--- start DATA TO PROCESS ---

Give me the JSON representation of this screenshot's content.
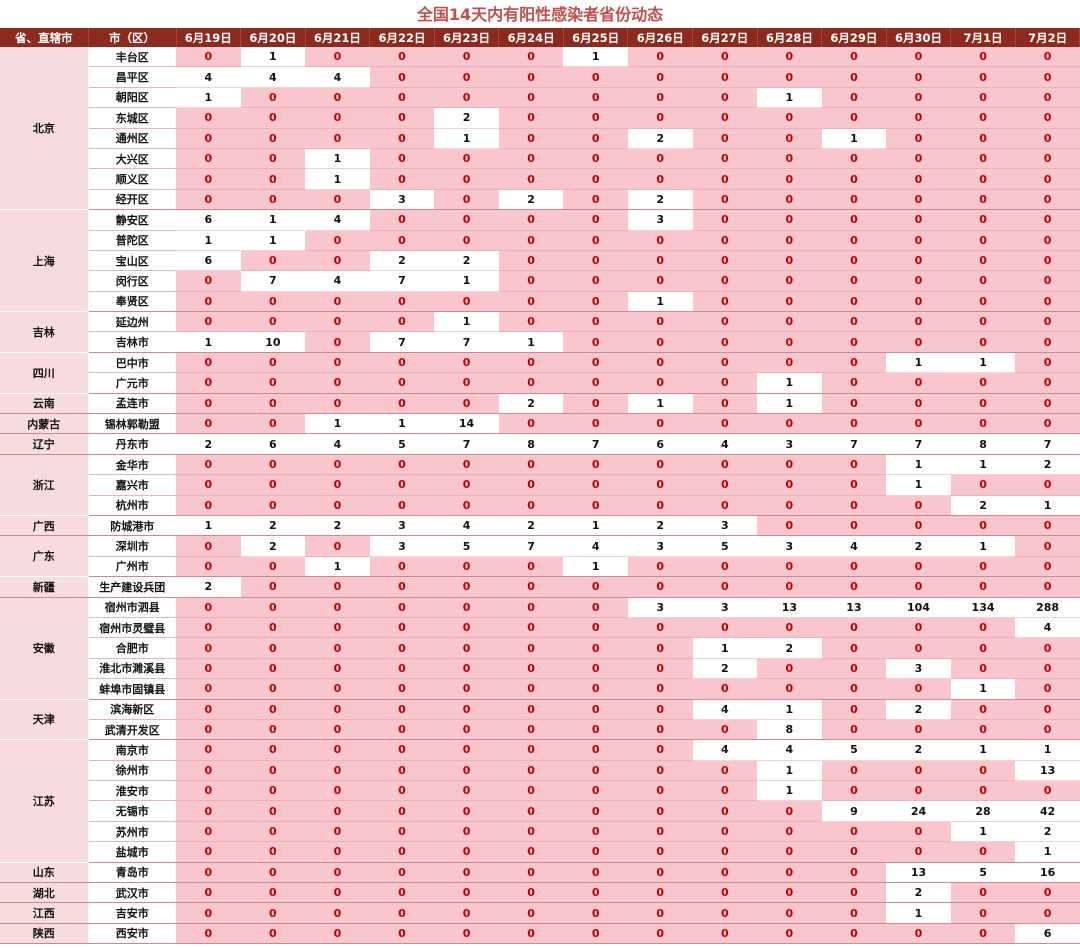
{
  "title": "全国14天内有阳性感染者省份动态",
  "headers": {
    "province": "省、直辖市",
    "city": "市（区）",
    "dates": [
      "6月19日",
      "6月20日",
      "6月21日",
      "6月22日",
      "6月23日",
      "6月24日",
      "6月25日",
      "6月26日",
      "6月27日",
      "6月28日",
      "6月29日",
      "6月30日",
      "7月1日",
      "7月2日"
    ]
  },
  "groups": [
    {
      "province": "北京",
      "rows": [
        {
          "city": "丰台区",
          "values": [
            0,
            1,
            0,
            0,
            0,
            0,
            1,
            0,
            0,
            0,
            0,
            0,
            0,
            0
          ]
        },
        {
          "city": "昌平区",
          "values": [
            4,
            4,
            4,
            0,
            0,
            0,
            0,
            0,
            0,
            0,
            0,
            0,
            0,
            0
          ]
        },
        {
          "city": "朝阳区",
          "values": [
            1,
            0,
            0,
            0,
            0,
            0,
            0,
            0,
            0,
            1,
            0,
            0,
            0,
            0
          ]
        },
        {
          "city": "东城区",
          "values": [
            0,
            0,
            0,
            0,
            2,
            0,
            0,
            0,
            0,
            0,
            0,
            0,
            0,
            0
          ]
        },
        {
          "city": "通州区",
          "values": [
            0,
            0,
            0,
            0,
            1,
            0,
            0,
            2,
            0,
            0,
            1,
            0,
            0,
            0
          ]
        },
        {
          "city": "大兴区",
          "values": [
            0,
            0,
            1,
            0,
            0,
            0,
            0,
            0,
            0,
            0,
            0,
            0,
            0,
            0
          ]
        },
        {
          "city": "顺义区",
          "values": [
            0,
            0,
            1,
            0,
            0,
            0,
            0,
            0,
            0,
            0,
            0,
            0,
            0,
            0
          ]
        },
        {
          "city": "经开区",
          "values": [
            0,
            0,
            0,
            3,
            0,
            2,
            0,
            2,
            0,
            0,
            0,
            0,
            0,
            0
          ]
        }
      ]
    },
    {
      "province": "上海",
      "rows": [
        {
          "city": "静安区",
          "values": [
            6,
            1,
            4,
            0,
            0,
            0,
            0,
            3,
            0,
            0,
            0,
            0,
            0,
            0
          ]
        },
        {
          "city": "普陀区",
          "values": [
            1,
            1,
            0,
            0,
            0,
            0,
            0,
            0,
            0,
            0,
            0,
            0,
            0,
            0
          ]
        },
        {
          "city": "宝山区",
          "values": [
            6,
            0,
            0,
            2,
            2,
            0,
            0,
            0,
            0,
            0,
            0,
            0,
            0,
            0
          ]
        },
        {
          "city": "闵行区",
          "values": [
            0,
            7,
            4,
            7,
            1,
            0,
            0,
            0,
            0,
            0,
            0,
            0,
            0,
            0
          ]
        },
        {
          "city": "奉贤区",
          "values": [
            0,
            0,
            0,
            0,
            0,
            0,
            0,
            1,
            0,
            0,
            0,
            0,
            0,
            0
          ]
        }
      ]
    },
    {
      "province": "吉林",
      "rows": [
        {
          "city": "延边州",
          "values": [
            0,
            0,
            0,
            0,
            1,
            0,
            0,
            0,
            0,
            0,
            0,
            0,
            0,
            0
          ]
        },
        {
          "city": "吉林市",
          "values": [
            1,
            10,
            0,
            7,
            7,
            1,
            0,
            0,
            0,
            0,
            0,
            0,
            0,
            0
          ]
        }
      ]
    },
    {
      "province": "四川",
      "rows": [
        {
          "city": "巴中市",
          "values": [
            0,
            0,
            0,
            0,
            0,
            0,
            0,
            0,
            0,
            0,
            0,
            1,
            1,
            0
          ]
        },
        {
          "city": "广元市",
          "values": [
            0,
            0,
            0,
            0,
            0,
            0,
            0,
            0,
            0,
            1,
            0,
            0,
            0,
            0
          ]
        }
      ]
    },
    {
      "province": "云南",
      "rows": [
        {
          "city": "孟连市",
          "values": [
            0,
            0,
            0,
            0,
            0,
            2,
            0,
            1,
            0,
            1,
            0,
            0,
            0,
            0
          ]
        }
      ]
    },
    {
      "province": "内蒙古",
      "rows": [
        {
          "city": "锡林郭勒盟",
          "values": [
            0,
            0,
            1,
            1,
            14,
            0,
            0,
            0,
            0,
            0,
            0,
            0,
            0,
            0
          ]
        }
      ]
    },
    {
      "province": "辽宁",
      "rows": [
        {
          "city": "丹东市",
          "values": [
            2,
            6,
            4,
            5,
            7,
            8,
            7,
            6,
            4,
            3,
            7,
            7,
            8,
            7
          ]
        }
      ]
    },
    {
      "province": "浙江",
      "rows": [
        {
          "city": "金华市",
          "values": [
            0,
            0,
            0,
            0,
            0,
            0,
            0,
            0,
            0,
            0,
            0,
            1,
            1,
            2
          ]
        },
        {
          "city": "嘉兴市",
          "values": [
            0,
            0,
            0,
            0,
            0,
            0,
            0,
            0,
            0,
            0,
            0,
            1,
            0,
            0
          ]
        },
        {
          "city": "杭州市",
          "values": [
            0,
            0,
            0,
            0,
            0,
            0,
            0,
            0,
            0,
            0,
            0,
            0,
            2,
            1
          ]
        }
      ]
    },
    {
      "province": "广西",
      "rows": [
        {
          "city": "防城港市",
          "values": [
            1,
            2,
            2,
            3,
            4,
            2,
            1,
            2,
            3,
            0,
            0,
            0,
            0,
            0
          ]
        }
      ]
    },
    {
      "province": "广东",
      "rows": [
        {
          "city": "深圳市",
          "values": [
            0,
            2,
            0,
            3,
            5,
            7,
            4,
            3,
            5,
            3,
            4,
            2,
            1,
            0
          ]
        },
        {
          "city": "广州市",
          "values": [
            0,
            0,
            1,
            0,
            0,
            0,
            1,
            0,
            0,
            0,
            0,
            0,
            0,
            0
          ]
        }
      ]
    },
    {
      "province": "新疆",
      "rows": [
        {
          "city": "生产建设兵团",
          "values": [
            2,
            0,
            0,
            0,
            0,
            0,
            0,
            0,
            0,
            0,
            0,
            0,
            0,
            0
          ]
        }
      ]
    },
    {
      "province": "安徽",
      "rows": [
        {
          "city": "宿州市泗县",
          "values": [
            0,
            0,
            0,
            0,
            0,
            0,
            0,
            3,
            3,
            13,
            13,
            104,
            134,
            288
          ]
        },
        {
          "city": "宿州市灵璧县",
          "values": [
            0,
            0,
            0,
            0,
            0,
            0,
            0,
            0,
            0,
            0,
            0,
            0,
            0,
            4
          ]
        },
        {
          "city": "合肥市",
          "values": [
            0,
            0,
            0,
            0,
            0,
            0,
            0,
            0,
            1,
            2,
            0,
            0,
            0,
            0
          ]
        },
        {
          "city": "淮北市濉溪县",
          "values": [
            0,
            0,
            0,
            0,
            0,
            0,
            0,
            0,
            2,
            0,
            0,
            3,
            0,
            0
          ]
        },
        {
          "city": "蚌埠市固镇县",
          "values": [
            0,
            0,
            0,
            0,
            0,
            0,
            0,
            0,
            0,
            0,
            0,
            0,
            1,
            0
          ]
        }
      ]
    },
    {
      "province": "天津",
      "rows": [
        {
          "city": "滨海新区",
          "values": [
            0,
            0,
            0,
            0,
            0,
            0,
            0,
            0,
            4,
            1,
            0,
            2,
            0,
            0
          ]
        },
        {
          "city": "武清开发区",
          "values": [
            0,
            0,
            0,
            0,
            0,
            0,
            0,
            0,
            0,
            8,
            0,
            0,
            0,
            0
          ]
        }
      ]
    },
    {
      "province": "江苏",
      "rows": [
        {
          "city": "南京市",
          "values": [
            0,
            0,
            0,
            0,
            0,
            0,
            0,
            0,
            4,
            4,
            5,
            2,
            1,
            1
          ]
        },
        {
          "city": "徐州市",
          "values": [
            0,
            0,
            0,
            0,
            0,
            0,
            0,
            0,
            0,
            1,
            0,
            0,
            0,
            13
          ]
        },
        {
          "city": "淮安市",
          "values": [
            0,
            0,
            0,
            0,
            0,
            0,
            0,
            0,
            0,
            1,
            0,
            0,
            0,
            0
          ]
        },
        {
          "city": "无锡市",
          "values": [
            0,
            0,
            0,
            0,
            0,
            0,
            0,
            0,
            0,
            0,
            9,
            24,
            28,
            42
          ]
        },
        {
          "city": "苏州市",
          "values": [
            0,
            0,
            0,
            0,
            0,
            0,
            0,
            0,
            0,
            0,
            0,
            0,
            1,
            2
          ]
        },
        {
          "city": "盐城市",
          "values": [
            0,
            0,
            0,
            0,
            0,
            0,
            0,
            0,
            0,
            0,
            0,
            0,
            0,
            1
          ]
        }
      ]
    },
    {
      "province": "山东",
      "rows": [
        {
          "city": "青岛市",
          "values": [
            0,
            0,
            0,
            0,
            0,
            0,
            0,
            0,
            0,
            0,
            0,
            13,
            5,
            16
          ]
        }
      ]
    },
    {
      "province": "湖北",
      "rows": [
        {
          "city": "武汉市",
          "values": [
            0,
            0,
            0,
            0,
            0,
            0,
            0,
            0,
            0,
            0,
            0,
            2,
            0,
            0
          ]
        }
      ]
    },
    {
      "province": "江西",
      "rows": [
        {
          "city": "吉安市",
          "values": [
            0,
            0,
            0,
            0,
            0,
            0,
            0,
            0,
            0,
            0,
            0,
            1,
            0,
            0
          ]
        }
      ]
    },
    {
      "province": "陕西",
      "rows": [
        {
          "city": "西安市",
          "values": [
            0,
            0,
            0,
            0,
            0,
            0,
            0,
            0,
            0,
            0,
            0,
            0,
            0,
            6
          ]
        }
      ]
    }
  ],
  "colors": {
    "header_bg": "#8b2a1e",
    "title": "#c0504d",
    "zero_cell_bg": "#f8c6cc",
    "zero_text": "#c00000",
    "positive_cell_bg": "#ffffff",
    "province_bg": "#f7dcdf"
  }
}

--- end DATA TO PROCESS ---

PROBLEM – Report how many lines of the listing hold the string "title", giving only the number.

SOLUTION – 2